SHORT EXERCISE >>
From the listing below, copy every line with the word "data".

** Start RECORD SET **

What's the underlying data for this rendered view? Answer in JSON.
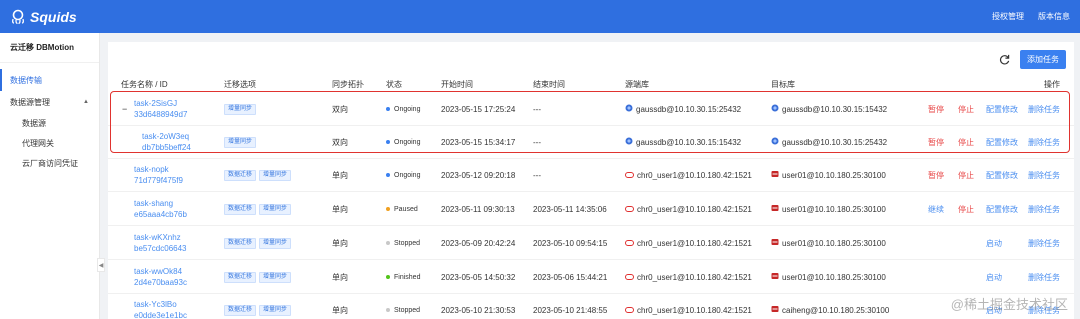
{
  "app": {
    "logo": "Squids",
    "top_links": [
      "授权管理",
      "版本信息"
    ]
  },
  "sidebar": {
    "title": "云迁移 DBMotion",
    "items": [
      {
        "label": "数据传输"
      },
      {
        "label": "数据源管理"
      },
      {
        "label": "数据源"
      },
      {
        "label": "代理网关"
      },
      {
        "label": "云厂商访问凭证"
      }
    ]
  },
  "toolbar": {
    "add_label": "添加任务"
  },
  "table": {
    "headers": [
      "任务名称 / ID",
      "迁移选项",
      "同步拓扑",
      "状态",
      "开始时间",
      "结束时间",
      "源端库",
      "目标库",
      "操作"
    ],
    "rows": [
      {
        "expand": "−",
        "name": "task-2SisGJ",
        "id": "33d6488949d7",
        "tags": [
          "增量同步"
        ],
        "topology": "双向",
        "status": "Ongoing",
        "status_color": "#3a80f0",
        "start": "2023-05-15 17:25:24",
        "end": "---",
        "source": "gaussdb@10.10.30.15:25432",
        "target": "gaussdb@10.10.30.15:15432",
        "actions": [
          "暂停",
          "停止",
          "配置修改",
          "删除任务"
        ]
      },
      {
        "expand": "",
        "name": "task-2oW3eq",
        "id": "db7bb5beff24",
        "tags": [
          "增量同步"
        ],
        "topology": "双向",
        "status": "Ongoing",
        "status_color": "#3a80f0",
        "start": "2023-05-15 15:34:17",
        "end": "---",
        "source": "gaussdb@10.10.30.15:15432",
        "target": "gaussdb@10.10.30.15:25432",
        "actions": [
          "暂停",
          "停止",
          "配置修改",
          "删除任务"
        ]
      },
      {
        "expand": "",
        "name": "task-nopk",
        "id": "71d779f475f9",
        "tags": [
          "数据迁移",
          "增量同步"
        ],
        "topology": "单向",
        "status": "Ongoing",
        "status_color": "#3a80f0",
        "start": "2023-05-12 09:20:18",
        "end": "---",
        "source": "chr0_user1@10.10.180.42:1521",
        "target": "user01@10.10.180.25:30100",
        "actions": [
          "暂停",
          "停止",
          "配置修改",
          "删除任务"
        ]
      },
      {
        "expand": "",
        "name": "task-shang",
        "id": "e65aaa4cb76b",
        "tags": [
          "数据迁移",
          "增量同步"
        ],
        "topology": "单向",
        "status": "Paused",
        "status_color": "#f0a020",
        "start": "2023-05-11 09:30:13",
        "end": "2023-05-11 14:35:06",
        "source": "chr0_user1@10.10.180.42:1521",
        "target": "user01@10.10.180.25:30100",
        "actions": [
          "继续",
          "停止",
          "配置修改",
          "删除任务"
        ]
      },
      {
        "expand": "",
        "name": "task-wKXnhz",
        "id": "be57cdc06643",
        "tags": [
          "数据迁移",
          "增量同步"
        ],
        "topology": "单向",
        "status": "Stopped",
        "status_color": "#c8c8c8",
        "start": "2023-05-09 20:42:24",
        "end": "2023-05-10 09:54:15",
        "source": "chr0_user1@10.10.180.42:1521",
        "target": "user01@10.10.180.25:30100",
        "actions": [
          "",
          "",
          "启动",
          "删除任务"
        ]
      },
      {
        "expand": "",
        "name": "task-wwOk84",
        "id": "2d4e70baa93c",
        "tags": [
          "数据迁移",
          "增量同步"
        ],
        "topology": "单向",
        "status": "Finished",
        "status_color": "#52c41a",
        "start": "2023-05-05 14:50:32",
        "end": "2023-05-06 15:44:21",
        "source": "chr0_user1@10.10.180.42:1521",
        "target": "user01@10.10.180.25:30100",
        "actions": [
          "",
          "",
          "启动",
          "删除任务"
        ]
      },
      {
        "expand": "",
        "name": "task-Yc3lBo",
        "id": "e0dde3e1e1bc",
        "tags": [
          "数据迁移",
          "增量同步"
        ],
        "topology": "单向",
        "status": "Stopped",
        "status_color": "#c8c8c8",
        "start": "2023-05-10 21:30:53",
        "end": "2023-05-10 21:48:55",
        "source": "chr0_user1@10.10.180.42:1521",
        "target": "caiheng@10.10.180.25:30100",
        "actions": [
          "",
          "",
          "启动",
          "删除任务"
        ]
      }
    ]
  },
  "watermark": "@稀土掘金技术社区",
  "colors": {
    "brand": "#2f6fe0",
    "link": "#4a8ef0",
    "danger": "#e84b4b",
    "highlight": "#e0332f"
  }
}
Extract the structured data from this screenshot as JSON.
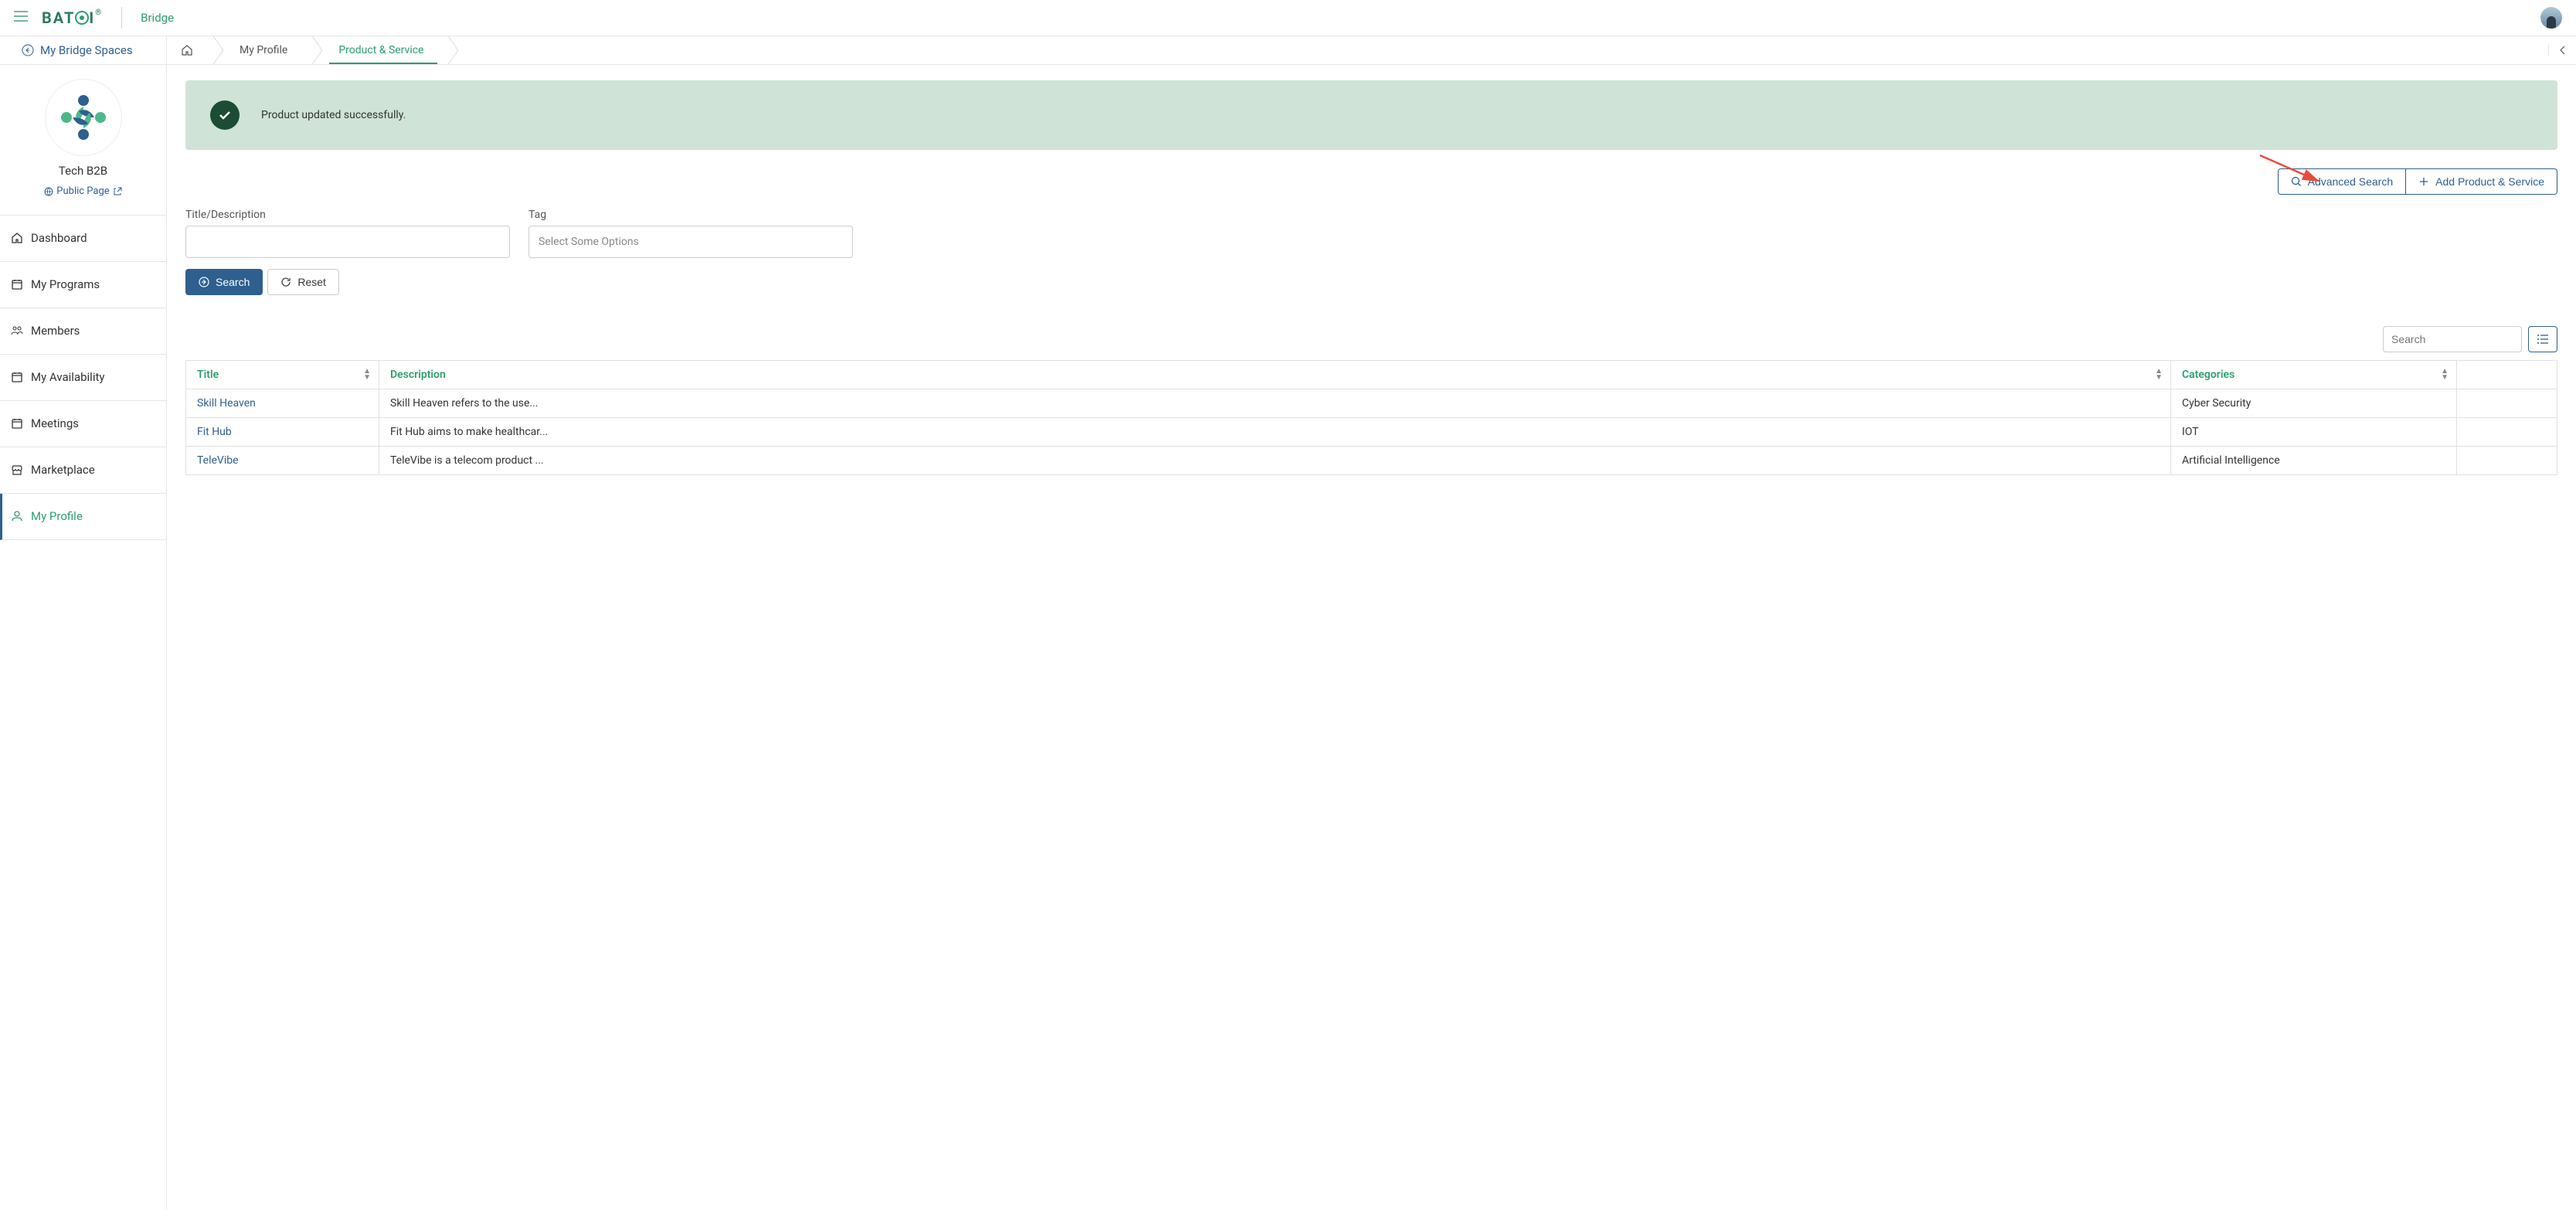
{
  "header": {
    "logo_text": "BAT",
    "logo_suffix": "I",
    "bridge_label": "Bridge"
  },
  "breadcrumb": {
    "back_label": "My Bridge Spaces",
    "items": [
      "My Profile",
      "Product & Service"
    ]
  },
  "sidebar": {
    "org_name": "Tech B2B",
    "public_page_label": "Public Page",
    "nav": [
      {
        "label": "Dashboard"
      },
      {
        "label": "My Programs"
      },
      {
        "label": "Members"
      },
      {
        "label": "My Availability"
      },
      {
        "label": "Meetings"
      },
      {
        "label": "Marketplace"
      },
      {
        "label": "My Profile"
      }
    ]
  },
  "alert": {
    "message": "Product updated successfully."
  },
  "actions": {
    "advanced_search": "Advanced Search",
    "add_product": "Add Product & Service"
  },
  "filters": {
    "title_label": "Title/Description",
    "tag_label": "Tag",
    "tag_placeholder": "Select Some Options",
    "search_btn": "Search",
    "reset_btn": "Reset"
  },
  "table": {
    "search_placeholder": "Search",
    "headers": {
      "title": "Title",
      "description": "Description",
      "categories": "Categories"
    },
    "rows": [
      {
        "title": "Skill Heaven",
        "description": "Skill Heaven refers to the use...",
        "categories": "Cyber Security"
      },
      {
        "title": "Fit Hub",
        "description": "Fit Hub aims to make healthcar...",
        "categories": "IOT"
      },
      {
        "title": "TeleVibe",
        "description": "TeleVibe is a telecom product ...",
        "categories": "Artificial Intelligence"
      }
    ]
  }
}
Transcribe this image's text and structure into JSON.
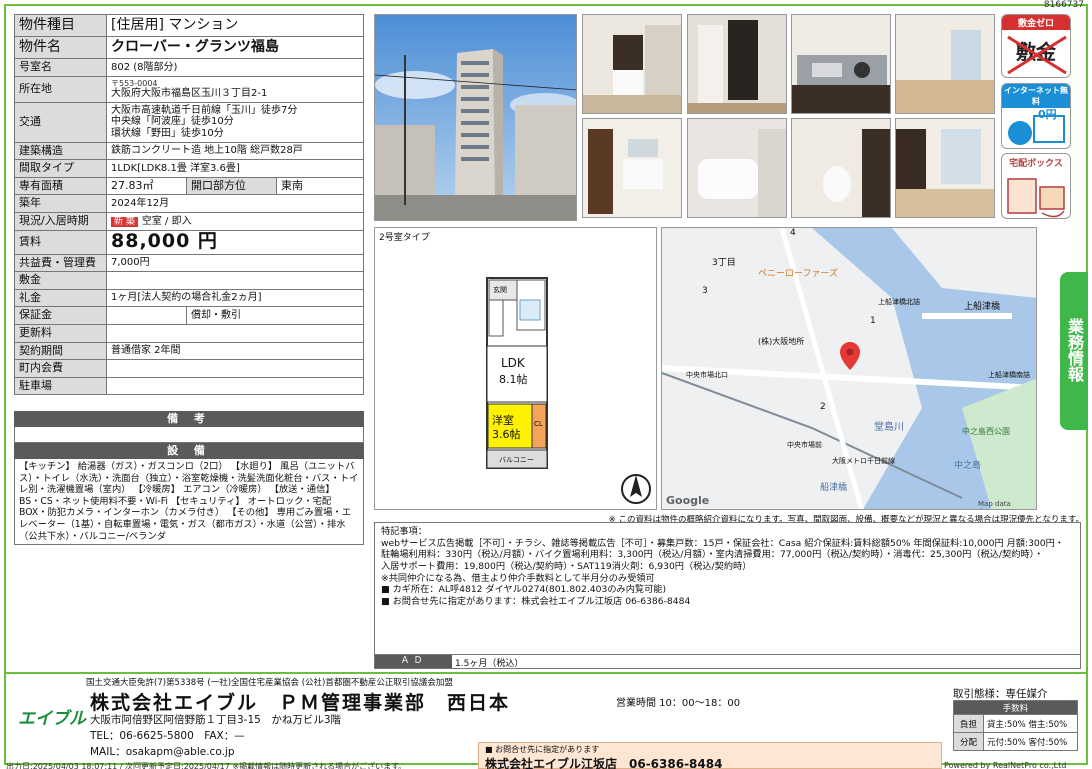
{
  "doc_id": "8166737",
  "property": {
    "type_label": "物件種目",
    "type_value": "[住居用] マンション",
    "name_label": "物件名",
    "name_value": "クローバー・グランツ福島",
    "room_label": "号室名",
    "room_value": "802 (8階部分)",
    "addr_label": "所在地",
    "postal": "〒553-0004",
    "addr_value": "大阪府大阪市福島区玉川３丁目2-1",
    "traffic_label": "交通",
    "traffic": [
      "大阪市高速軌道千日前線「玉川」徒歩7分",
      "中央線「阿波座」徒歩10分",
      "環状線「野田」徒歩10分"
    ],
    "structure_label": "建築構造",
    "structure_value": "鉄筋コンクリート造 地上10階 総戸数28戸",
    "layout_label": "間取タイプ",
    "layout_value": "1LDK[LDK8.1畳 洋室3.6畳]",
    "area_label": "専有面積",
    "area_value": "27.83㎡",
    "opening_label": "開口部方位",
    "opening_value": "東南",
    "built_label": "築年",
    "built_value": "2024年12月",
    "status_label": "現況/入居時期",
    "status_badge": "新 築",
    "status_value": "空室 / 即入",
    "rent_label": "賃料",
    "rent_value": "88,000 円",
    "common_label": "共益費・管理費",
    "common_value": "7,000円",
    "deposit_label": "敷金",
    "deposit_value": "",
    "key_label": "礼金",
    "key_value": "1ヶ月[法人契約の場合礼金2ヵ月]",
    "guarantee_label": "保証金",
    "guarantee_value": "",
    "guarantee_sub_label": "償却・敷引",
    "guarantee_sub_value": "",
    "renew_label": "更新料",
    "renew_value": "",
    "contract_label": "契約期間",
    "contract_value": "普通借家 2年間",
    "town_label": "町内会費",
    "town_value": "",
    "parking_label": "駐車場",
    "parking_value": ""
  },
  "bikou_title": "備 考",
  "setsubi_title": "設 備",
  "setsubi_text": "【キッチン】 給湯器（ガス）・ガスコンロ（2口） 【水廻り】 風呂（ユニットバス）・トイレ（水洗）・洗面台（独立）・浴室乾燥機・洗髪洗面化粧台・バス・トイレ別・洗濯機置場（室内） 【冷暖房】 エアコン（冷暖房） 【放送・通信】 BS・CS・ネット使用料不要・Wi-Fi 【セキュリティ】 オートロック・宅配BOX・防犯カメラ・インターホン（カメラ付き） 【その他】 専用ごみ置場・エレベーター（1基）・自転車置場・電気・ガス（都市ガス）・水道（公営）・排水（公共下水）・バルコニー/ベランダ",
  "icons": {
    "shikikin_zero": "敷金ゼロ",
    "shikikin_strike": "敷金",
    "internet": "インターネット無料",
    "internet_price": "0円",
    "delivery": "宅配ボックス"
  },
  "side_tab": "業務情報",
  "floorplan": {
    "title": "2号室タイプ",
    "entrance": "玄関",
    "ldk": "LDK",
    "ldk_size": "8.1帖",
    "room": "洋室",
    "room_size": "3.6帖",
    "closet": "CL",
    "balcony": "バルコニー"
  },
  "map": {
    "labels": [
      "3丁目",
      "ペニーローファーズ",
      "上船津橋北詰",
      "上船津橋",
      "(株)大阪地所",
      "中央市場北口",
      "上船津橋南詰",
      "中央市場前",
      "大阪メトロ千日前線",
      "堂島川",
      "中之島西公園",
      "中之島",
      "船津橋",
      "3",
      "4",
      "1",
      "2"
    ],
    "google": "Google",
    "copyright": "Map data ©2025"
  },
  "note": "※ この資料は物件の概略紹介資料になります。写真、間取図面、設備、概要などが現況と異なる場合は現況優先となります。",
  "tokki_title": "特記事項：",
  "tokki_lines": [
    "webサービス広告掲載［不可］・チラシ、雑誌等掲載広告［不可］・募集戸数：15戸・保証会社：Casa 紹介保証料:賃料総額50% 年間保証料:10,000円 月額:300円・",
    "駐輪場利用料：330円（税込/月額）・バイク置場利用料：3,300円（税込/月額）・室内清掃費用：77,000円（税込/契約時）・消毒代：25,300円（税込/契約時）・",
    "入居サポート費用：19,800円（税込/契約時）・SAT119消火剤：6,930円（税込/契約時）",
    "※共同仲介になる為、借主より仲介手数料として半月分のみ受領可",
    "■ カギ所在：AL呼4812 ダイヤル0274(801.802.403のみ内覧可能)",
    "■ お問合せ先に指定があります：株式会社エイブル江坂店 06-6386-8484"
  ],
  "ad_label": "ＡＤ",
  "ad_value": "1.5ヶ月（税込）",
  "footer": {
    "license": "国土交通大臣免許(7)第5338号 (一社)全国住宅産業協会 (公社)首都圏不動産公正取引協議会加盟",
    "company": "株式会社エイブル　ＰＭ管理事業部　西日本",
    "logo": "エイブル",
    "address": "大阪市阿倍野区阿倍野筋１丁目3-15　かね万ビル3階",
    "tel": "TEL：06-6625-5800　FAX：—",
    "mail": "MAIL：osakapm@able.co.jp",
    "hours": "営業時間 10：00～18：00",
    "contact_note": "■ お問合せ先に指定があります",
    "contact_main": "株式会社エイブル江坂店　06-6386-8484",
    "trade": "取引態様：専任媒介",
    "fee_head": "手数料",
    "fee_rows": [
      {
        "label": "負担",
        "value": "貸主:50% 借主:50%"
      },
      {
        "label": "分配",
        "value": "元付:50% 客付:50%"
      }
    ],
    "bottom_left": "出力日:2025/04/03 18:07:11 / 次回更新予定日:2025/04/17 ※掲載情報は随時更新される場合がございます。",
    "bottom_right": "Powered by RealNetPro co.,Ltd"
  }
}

** End RECORD SET **

SOLVED EXERCISE >>
What's the underlying data for this rendered view? Answer in JSON.
Extract the structured data from this screenshot as JSON.
    "copyright": "Map data ©2025"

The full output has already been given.